> [Problem requirements] Across the entries below, how many lines contain the string "this"? Give only the count.
-------------------------
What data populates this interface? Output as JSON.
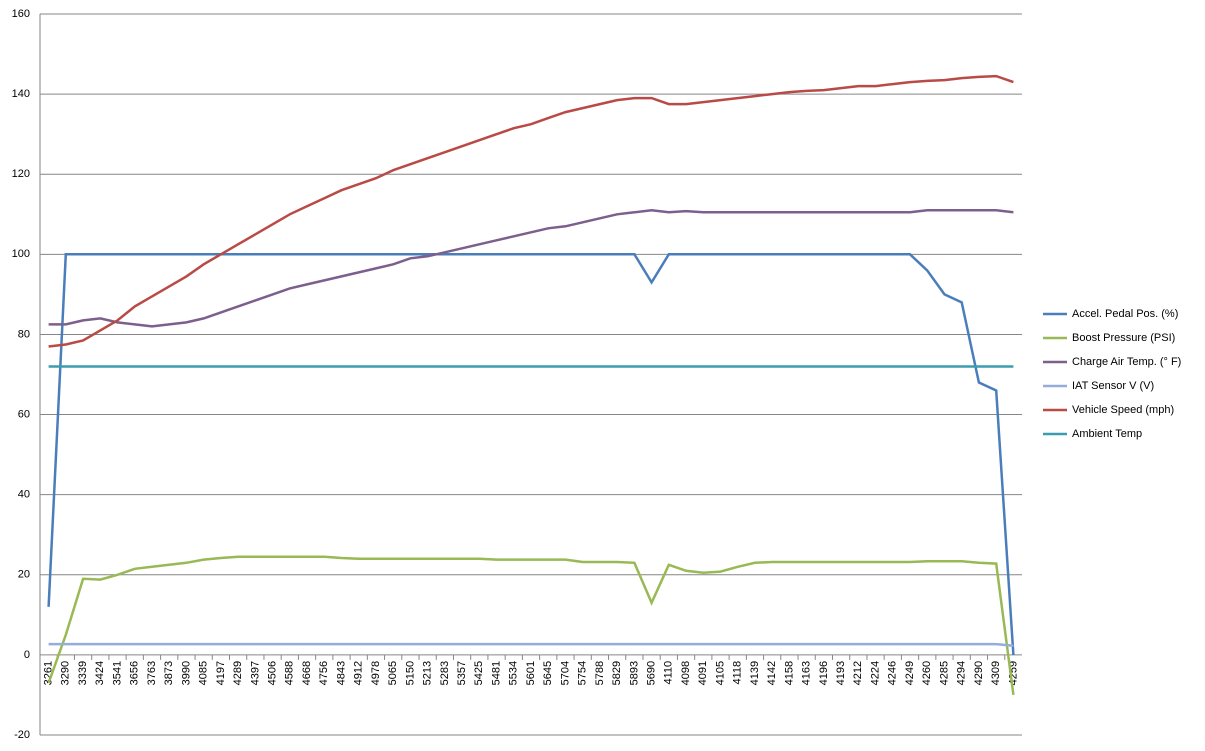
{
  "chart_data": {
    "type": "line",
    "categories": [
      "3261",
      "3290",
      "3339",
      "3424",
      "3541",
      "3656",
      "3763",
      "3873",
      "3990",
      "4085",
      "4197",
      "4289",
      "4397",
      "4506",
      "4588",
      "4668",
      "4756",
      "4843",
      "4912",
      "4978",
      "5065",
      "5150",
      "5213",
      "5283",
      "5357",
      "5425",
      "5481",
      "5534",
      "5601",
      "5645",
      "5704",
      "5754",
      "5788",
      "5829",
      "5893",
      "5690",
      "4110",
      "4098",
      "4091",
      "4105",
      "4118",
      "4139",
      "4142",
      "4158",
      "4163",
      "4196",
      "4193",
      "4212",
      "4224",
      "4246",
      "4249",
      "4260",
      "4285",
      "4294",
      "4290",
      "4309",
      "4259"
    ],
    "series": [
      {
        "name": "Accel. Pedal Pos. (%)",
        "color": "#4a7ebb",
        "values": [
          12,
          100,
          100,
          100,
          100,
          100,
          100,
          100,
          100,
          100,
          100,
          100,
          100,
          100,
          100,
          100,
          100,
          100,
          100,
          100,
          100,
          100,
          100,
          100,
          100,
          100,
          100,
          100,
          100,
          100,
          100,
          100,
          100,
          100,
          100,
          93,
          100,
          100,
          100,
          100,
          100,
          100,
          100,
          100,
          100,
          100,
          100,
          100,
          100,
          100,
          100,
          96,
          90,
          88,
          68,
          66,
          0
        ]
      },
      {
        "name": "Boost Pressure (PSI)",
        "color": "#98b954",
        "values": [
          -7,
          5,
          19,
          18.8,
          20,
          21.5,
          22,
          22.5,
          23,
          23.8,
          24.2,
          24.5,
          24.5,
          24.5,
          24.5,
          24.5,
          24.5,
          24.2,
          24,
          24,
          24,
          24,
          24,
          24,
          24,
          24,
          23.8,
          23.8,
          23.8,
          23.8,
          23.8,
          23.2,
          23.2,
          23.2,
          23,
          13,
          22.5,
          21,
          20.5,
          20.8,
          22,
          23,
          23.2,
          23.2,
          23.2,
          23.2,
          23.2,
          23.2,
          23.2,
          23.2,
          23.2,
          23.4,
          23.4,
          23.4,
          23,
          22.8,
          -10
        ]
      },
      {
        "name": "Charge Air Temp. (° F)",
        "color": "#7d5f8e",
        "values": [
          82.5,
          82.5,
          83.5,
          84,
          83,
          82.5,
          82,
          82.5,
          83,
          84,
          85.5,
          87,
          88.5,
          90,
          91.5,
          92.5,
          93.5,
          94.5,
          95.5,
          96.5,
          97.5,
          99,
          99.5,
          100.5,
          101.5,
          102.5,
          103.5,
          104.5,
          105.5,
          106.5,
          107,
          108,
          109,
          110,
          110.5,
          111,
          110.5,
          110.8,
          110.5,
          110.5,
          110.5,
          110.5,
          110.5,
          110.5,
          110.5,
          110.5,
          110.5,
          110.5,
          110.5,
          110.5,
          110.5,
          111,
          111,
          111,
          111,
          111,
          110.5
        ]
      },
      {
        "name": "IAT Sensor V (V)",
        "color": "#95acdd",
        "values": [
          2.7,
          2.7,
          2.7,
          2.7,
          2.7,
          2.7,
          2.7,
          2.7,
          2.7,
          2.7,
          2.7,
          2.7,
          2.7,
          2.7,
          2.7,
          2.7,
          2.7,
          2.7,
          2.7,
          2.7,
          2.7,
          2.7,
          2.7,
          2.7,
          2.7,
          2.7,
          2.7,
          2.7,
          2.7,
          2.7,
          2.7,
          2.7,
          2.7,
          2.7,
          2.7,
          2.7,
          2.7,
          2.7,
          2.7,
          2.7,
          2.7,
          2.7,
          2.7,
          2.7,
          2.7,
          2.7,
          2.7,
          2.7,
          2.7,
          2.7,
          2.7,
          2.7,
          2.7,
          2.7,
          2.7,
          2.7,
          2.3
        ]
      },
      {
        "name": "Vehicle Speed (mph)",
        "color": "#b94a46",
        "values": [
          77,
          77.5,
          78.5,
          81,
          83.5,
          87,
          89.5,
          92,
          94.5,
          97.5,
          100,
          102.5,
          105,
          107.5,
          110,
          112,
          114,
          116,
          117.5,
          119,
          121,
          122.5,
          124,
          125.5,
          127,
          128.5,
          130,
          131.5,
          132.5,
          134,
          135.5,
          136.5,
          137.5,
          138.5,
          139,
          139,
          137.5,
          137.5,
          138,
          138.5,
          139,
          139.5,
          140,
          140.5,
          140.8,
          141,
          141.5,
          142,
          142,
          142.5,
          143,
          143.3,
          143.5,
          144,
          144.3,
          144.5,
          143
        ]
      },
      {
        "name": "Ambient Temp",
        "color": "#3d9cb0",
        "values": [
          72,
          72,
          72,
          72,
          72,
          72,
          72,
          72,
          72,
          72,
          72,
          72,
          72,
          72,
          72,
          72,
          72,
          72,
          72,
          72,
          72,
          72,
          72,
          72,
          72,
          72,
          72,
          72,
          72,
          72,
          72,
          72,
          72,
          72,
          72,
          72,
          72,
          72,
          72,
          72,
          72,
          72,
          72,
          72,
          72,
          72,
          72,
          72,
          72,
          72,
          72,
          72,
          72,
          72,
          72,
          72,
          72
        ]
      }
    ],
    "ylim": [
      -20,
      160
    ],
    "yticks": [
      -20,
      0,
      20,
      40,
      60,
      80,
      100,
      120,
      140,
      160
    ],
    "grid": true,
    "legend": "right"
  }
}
-------------------------
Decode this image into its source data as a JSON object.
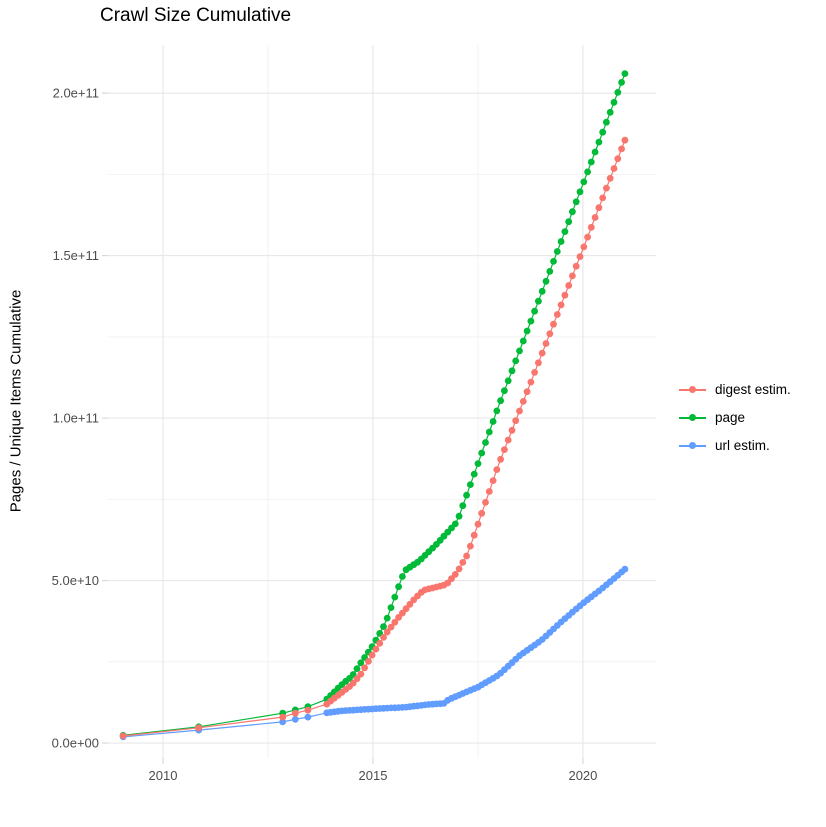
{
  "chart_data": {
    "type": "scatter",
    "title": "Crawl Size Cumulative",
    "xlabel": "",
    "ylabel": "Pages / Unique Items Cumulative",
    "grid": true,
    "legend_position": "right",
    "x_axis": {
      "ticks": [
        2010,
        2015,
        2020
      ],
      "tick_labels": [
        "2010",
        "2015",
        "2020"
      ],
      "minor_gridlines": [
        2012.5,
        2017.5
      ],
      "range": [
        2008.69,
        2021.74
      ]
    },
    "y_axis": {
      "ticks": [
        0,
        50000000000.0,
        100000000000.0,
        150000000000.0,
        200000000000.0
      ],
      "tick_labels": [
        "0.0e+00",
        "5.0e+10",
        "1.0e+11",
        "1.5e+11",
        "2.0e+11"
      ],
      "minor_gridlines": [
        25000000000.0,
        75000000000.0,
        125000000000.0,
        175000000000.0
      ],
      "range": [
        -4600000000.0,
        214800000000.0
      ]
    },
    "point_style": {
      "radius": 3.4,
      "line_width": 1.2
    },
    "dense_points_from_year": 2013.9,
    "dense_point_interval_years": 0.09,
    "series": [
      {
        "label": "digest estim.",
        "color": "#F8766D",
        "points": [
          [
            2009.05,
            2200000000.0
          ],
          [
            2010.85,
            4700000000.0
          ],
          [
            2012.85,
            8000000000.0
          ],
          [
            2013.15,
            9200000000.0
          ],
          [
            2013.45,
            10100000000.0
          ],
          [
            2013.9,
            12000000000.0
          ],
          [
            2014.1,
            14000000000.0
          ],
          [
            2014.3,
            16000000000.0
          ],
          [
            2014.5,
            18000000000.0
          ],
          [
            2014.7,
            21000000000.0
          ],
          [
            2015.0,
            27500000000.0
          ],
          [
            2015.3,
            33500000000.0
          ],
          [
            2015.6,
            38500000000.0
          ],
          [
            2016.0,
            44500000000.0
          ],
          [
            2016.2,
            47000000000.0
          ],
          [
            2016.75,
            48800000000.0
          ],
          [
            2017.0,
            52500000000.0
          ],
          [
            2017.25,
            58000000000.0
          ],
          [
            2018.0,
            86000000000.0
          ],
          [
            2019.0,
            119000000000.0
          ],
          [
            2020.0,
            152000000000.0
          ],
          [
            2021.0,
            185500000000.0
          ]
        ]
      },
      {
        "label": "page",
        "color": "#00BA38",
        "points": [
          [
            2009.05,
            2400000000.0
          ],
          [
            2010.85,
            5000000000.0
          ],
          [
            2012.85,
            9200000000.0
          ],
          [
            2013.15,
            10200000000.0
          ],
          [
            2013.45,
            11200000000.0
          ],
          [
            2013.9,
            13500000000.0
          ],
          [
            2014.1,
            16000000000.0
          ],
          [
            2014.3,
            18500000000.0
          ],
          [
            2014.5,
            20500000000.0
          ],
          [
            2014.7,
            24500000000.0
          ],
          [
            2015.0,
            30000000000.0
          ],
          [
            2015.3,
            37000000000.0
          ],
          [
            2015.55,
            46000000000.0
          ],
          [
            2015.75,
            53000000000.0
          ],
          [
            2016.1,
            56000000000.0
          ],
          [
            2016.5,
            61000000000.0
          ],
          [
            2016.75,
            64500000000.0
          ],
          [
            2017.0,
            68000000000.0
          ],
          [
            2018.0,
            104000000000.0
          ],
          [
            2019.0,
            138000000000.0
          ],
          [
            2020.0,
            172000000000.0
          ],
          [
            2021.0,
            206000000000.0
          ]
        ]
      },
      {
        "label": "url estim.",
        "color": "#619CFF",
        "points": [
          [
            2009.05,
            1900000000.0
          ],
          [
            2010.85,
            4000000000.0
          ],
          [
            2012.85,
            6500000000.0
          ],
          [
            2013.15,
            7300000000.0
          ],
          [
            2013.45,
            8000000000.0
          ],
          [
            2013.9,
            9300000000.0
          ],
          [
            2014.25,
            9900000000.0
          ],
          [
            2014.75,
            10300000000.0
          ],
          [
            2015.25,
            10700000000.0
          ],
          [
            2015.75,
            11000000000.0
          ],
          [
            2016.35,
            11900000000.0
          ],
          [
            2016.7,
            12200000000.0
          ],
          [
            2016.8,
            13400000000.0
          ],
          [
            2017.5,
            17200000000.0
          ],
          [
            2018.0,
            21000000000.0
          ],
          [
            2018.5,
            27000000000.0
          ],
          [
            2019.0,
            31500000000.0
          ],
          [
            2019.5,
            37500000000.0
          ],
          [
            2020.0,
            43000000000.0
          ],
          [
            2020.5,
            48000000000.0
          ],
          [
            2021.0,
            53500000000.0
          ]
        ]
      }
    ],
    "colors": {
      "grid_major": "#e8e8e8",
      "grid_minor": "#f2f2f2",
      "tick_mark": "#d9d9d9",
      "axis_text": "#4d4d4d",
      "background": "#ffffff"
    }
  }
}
-------------------------
> [The solution] 2